- **WORK INSTRUCTIONS**
Check each line of the records below for the string "boxes", then state how many lines contain it, with no other output.

[Extracted data entries]
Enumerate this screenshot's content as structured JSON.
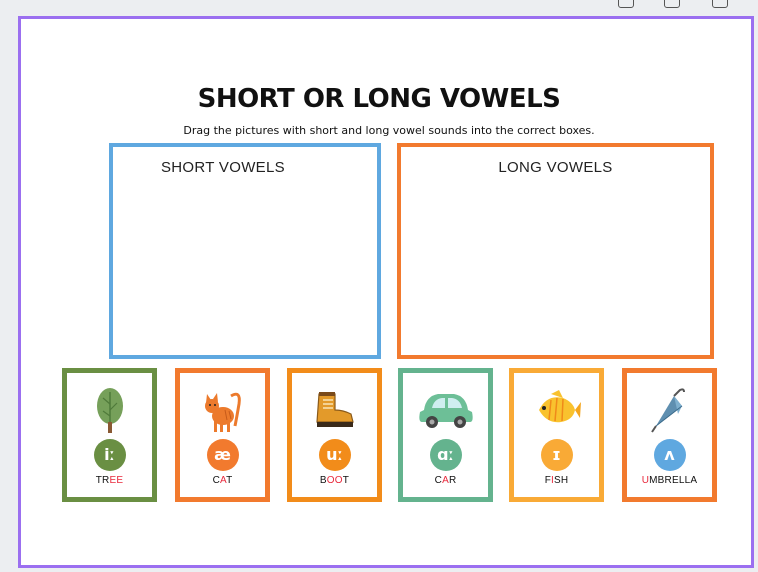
{
  "title": "SHORT OR LONG VOWELS",
  "subtitle": "Drag the pictures with short and long vowel sounds into the correct boxes.",
  "boxes": {
    "short_label": "SHORT VOWELS",
    "long_label": "LONG VOWELS"
  },
  "cards": [
    {
      "pre": "TR",
      "hl": "EE",
      "post": "",
      "symbol": "iː",
      "icon": "tree-icon",
      "border": "#6a8f43",
      "symbol_color": "#6a8f43"
    },
    {
      "pre": "C",
      "hl": "A",
      "post": "T",
      "symbol": "æ",
      "icon": "cat-icon",
      "border": "#f27a2e",
      "symbol_color": "#f27a2e"
    },
    {
      "pre": "B",
      "hl": "OO",
      "post": "T",
      "symbol": "uː",
      "icon": "boot-icon",
      "border": "#f28c1a",
      "symbol_color": "#f28c1a"
    },
    {
      "pre": "C",
      "hl": "A",
      "post": "R",
      "symbol": "ɑː",
      "icon": "car-icon",
      "border": "#64b38e",
      "symbol_color": "#64b38e"
    },
    {
      "pre": "F",
      "hl": "I",
      "post": "SH",
      "symbol": "ɪ",
      "icon": "fish-icon",
      "border": "#f9aa36",
      "symbol_color": "#f9aa36"
    },
    {
      "pre": "",
      "hl": "U",
      "post": "MBRELLA",
      "symbol": "ʌ",
      "icon": "umbrella-icon",
      "border": "#f27a2e",
      "symbol_color": "#5fa8e0"
    }
  ]
}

- **RESULT OF THE EXERCISE**
2